— TASK GOAL —
Extract all lines from the data beneath that include the word "يرجى".

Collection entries
****************************************
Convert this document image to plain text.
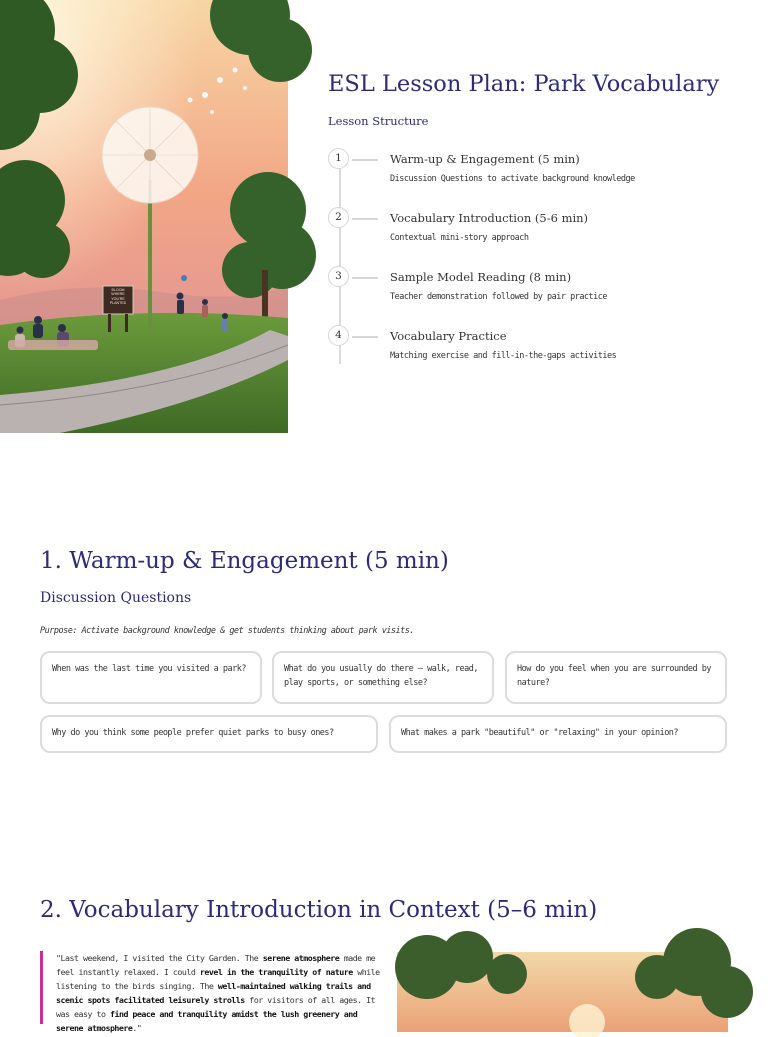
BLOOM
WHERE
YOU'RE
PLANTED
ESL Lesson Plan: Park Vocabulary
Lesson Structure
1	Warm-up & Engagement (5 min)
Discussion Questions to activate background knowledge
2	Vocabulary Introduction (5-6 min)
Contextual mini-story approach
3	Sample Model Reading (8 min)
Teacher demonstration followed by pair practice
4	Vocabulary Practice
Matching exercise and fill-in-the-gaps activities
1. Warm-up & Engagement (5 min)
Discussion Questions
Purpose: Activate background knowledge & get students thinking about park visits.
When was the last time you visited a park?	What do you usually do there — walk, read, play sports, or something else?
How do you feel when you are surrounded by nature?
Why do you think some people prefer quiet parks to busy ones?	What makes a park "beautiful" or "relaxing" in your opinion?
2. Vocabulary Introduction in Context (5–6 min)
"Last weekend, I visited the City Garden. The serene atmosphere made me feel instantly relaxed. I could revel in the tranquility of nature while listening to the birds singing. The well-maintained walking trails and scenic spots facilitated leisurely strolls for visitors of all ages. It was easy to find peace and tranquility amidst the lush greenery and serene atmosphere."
****************************************
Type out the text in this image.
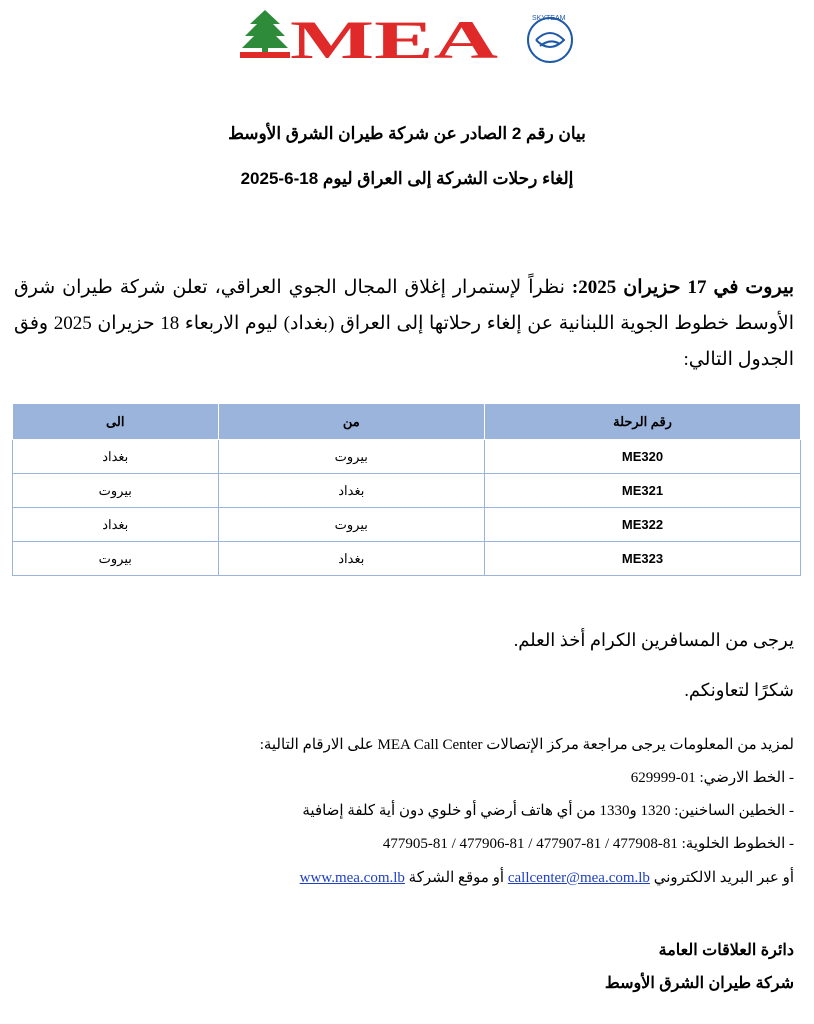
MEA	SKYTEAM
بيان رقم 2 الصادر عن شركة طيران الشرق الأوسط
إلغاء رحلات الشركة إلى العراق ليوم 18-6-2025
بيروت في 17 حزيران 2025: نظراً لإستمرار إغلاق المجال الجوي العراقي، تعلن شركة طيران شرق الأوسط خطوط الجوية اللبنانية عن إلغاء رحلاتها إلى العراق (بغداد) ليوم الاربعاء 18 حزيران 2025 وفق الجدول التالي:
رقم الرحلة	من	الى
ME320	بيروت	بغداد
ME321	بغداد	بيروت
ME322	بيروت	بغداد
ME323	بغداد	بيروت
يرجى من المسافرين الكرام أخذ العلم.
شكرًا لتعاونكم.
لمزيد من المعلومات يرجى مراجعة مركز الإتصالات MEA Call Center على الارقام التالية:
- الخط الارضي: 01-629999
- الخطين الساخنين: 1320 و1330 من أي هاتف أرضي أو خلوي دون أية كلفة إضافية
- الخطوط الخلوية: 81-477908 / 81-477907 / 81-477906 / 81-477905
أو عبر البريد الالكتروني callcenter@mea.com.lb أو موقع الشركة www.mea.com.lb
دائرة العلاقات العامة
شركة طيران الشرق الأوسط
****************************************
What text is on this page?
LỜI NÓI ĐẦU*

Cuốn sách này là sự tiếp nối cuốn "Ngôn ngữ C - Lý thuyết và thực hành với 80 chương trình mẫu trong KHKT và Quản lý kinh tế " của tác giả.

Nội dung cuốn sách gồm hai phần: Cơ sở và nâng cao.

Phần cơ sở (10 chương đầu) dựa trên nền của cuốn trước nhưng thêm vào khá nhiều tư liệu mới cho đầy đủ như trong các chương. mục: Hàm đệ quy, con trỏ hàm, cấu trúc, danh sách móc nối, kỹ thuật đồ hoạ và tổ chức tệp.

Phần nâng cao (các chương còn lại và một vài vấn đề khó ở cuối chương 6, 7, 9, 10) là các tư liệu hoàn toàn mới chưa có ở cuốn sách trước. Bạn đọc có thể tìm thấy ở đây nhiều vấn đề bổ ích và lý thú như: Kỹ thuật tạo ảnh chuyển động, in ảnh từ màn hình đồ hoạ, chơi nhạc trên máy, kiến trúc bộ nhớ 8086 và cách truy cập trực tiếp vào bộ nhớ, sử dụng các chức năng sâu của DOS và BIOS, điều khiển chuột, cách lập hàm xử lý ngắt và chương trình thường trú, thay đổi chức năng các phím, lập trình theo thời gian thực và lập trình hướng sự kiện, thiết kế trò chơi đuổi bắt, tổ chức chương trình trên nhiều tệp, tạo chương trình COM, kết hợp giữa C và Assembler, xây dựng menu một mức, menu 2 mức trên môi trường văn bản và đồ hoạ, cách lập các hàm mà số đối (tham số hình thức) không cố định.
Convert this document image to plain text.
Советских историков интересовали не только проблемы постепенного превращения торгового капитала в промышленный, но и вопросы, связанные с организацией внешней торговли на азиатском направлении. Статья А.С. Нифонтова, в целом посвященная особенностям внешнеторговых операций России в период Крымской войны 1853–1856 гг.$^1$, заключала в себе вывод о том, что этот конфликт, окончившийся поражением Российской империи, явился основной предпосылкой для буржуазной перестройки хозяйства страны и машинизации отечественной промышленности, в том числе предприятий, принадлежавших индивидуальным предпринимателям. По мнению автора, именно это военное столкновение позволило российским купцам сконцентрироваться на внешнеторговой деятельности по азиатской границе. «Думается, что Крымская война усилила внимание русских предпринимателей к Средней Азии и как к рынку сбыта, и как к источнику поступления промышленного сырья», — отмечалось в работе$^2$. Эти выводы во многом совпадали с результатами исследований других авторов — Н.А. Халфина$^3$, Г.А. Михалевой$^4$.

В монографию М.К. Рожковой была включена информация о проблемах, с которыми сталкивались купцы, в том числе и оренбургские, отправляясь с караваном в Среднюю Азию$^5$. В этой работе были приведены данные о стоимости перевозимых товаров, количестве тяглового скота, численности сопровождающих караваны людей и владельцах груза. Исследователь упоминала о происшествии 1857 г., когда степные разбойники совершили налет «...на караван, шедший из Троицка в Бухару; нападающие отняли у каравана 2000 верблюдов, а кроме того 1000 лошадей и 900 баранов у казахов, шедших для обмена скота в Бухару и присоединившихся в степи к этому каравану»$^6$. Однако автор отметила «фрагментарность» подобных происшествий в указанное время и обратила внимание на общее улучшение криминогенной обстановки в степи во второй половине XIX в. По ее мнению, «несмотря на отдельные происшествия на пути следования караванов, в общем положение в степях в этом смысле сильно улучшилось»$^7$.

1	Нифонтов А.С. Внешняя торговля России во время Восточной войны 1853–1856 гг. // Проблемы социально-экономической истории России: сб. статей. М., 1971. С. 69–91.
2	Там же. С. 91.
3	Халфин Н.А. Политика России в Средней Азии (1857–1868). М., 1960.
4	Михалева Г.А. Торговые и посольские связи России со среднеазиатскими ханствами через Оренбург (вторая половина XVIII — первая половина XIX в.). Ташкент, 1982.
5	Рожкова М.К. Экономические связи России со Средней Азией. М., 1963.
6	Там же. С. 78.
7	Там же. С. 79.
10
****************************************
— SOLUTION FOR THIS TASK —
يرجى من المسافرين الكرام أخذ العلم.
لمزيد من المعلومات يرجى مراجعة مركز الإتصالات MEA Call Center على الارقام التالية:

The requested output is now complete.